Exercise details: Copy all of the records below verbatim.

Record excerpts:
══════════

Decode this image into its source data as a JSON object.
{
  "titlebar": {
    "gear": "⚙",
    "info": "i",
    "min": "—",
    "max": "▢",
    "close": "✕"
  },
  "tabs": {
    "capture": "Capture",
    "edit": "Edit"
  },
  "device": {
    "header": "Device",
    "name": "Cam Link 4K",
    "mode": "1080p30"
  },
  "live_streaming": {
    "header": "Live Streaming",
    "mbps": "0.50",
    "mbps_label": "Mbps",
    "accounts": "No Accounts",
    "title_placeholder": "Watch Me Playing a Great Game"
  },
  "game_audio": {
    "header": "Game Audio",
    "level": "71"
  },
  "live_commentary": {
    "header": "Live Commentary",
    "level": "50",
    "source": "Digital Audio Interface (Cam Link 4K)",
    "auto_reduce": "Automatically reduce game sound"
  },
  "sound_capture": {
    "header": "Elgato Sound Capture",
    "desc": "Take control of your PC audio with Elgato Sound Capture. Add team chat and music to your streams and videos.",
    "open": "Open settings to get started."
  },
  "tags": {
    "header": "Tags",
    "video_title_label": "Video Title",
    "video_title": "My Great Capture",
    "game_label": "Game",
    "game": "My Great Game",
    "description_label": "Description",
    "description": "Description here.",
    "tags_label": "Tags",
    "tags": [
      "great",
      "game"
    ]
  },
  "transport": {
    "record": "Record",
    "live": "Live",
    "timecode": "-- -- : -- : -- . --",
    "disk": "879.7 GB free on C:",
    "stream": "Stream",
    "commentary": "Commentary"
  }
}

══════════

Solution to this exercise:
Decode this image into its source data as a JSON object.
{
  "titlebar": {
    "gear": "⚙",
    "info": "i",
    "min": "—",
    "max": "▢",
    "close": "✕"
  },
  "tabs": {
    "capture": "Capture",
    "edit": "Edit"
  },
  "device": {
    "header": "Device",
    "name": "Cam Link 4K",
    "mode": "1080p30"
  },
  "live_streaming": {
    "header": "Live Streaming",
    "mbps": "0.50",
    "mbps_label": "Mbps",
    "accounts": "No Accounts",
    "title_placeholder": "Watch Me Playing a Great Game"
  },
  "game_audio": {
    "header": "Game Audio",
    "level": "71"
  },
  "live_commentary": {
    "header": "Live Commentary",
    "level": "50",
    "source": "Digital Audio Interface (Cam Link 4K)",
    "auto_reduce": "Automatically reduce game sound"
  },
  "sound_capture": {
    "header": "Elgato Sound Capture",
    "desc": "Take control of your PC audio with Elgato Sound Capture. Add team chat and music to your streams and videos.",
    "open": "Open settings to get started."
  },
  "tags": {
    "header": "Tags",
    "video_title_label": "Video Title",
    "video_title": "My Great Capture",
    "game_label": "Game",
    "game": "My Great Game",
    "description_label": "Description",
    "description": "Description here.",
    "tags_label": "Tags",
    "tags": [
      "great",
      "game"
    ]
  },
  "transport": {
    "record": "Record",
    "live": "Live",
    "timecode": "-- -- : -- : -- . --",
    "disk": "879.7 GB free on C:",
    "stream": "Stream",
    "commentary": "Commentary"
  }
}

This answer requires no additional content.